» Task: Look for the word "name" in each line and report the count of matching lines, with nothing added.

» Data shown:

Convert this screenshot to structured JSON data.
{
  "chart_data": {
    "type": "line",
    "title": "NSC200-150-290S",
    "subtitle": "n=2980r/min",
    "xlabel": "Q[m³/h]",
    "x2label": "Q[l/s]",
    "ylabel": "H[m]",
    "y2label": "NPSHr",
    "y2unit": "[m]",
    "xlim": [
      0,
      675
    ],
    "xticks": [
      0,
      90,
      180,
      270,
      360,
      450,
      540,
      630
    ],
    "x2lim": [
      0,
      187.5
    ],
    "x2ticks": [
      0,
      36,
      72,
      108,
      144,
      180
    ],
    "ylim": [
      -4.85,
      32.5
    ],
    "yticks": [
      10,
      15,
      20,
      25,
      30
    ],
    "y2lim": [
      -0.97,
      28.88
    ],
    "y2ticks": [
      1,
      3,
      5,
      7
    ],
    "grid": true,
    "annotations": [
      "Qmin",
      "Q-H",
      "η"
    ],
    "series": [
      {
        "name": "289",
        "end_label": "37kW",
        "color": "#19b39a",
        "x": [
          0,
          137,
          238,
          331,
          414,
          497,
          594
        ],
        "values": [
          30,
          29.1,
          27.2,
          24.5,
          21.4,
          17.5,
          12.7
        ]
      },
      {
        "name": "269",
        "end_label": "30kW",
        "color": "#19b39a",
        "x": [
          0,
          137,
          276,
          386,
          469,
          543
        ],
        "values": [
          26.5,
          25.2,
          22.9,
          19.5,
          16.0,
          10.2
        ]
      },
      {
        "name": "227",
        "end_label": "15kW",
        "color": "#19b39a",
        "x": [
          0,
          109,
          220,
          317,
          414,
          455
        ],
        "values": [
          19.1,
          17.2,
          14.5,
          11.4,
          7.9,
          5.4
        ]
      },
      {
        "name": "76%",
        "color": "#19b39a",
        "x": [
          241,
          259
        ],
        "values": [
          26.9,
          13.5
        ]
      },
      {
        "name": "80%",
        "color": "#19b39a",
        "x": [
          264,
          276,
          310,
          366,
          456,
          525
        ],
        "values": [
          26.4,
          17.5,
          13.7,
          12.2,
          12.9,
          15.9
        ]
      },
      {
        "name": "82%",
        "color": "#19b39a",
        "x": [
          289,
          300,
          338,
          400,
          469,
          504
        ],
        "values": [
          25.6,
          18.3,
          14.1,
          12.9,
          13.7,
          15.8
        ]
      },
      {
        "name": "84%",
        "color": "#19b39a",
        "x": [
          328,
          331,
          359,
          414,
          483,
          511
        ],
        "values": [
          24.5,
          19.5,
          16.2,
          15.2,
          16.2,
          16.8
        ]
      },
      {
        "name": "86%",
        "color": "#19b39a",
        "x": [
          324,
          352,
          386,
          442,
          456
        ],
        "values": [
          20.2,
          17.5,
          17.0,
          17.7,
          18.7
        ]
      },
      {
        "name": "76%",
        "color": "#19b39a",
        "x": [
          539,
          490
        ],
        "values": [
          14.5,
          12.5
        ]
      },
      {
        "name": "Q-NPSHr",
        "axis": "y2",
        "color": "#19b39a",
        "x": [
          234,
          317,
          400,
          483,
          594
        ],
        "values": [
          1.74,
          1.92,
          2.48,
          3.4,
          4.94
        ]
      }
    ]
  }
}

» Complete response: 10